[Data records]
____________________

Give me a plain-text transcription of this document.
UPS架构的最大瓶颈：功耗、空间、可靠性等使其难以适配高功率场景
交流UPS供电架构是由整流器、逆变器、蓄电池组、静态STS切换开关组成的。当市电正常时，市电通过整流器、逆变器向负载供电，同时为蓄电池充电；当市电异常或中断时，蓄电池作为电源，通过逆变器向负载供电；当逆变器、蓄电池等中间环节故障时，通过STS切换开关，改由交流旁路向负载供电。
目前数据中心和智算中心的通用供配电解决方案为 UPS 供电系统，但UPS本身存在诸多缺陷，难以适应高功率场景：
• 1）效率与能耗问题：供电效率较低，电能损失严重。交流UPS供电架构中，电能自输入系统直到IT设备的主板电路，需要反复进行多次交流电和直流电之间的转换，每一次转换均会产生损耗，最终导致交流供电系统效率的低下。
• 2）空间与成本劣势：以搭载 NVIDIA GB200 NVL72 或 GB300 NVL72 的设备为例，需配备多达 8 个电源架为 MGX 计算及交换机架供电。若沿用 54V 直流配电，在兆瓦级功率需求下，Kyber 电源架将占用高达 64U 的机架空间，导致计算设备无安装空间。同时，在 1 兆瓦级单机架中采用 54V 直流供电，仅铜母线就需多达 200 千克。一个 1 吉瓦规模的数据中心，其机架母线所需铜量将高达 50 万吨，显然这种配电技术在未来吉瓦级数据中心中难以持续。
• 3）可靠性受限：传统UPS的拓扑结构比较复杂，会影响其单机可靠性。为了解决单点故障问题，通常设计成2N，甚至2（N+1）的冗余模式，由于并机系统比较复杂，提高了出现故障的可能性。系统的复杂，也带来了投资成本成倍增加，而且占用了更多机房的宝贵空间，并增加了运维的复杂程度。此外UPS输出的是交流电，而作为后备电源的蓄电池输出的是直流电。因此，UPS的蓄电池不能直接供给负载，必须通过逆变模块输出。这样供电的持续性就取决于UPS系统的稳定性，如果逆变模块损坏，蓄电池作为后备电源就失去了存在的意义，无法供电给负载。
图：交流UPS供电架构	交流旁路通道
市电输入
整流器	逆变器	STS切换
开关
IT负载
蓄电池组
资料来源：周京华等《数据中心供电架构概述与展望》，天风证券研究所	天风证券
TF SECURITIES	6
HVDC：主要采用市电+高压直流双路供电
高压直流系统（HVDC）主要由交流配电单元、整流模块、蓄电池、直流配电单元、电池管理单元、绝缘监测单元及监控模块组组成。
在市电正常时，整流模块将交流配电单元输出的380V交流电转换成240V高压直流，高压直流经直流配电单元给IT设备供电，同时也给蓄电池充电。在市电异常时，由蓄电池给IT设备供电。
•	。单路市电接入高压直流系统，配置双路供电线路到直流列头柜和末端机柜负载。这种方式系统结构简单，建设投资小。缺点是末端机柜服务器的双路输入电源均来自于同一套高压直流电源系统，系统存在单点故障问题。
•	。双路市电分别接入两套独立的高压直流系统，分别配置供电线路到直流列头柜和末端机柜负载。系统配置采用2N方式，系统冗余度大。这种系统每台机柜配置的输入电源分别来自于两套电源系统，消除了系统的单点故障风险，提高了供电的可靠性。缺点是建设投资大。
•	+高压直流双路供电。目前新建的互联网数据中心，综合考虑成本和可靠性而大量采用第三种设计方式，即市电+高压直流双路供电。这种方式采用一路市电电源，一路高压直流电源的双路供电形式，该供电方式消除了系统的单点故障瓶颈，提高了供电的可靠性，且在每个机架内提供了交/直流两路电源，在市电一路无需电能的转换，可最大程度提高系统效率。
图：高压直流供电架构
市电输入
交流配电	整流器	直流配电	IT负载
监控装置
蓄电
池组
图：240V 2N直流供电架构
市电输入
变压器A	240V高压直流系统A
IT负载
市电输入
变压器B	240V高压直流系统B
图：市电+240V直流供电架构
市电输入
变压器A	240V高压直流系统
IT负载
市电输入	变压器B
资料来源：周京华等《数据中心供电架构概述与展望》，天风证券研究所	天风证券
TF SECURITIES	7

____________________

*Task goal*:
Using the listing above, work out how many of its lines include "提高了供电的可靠性", and give only the result.

*Correct output*:
2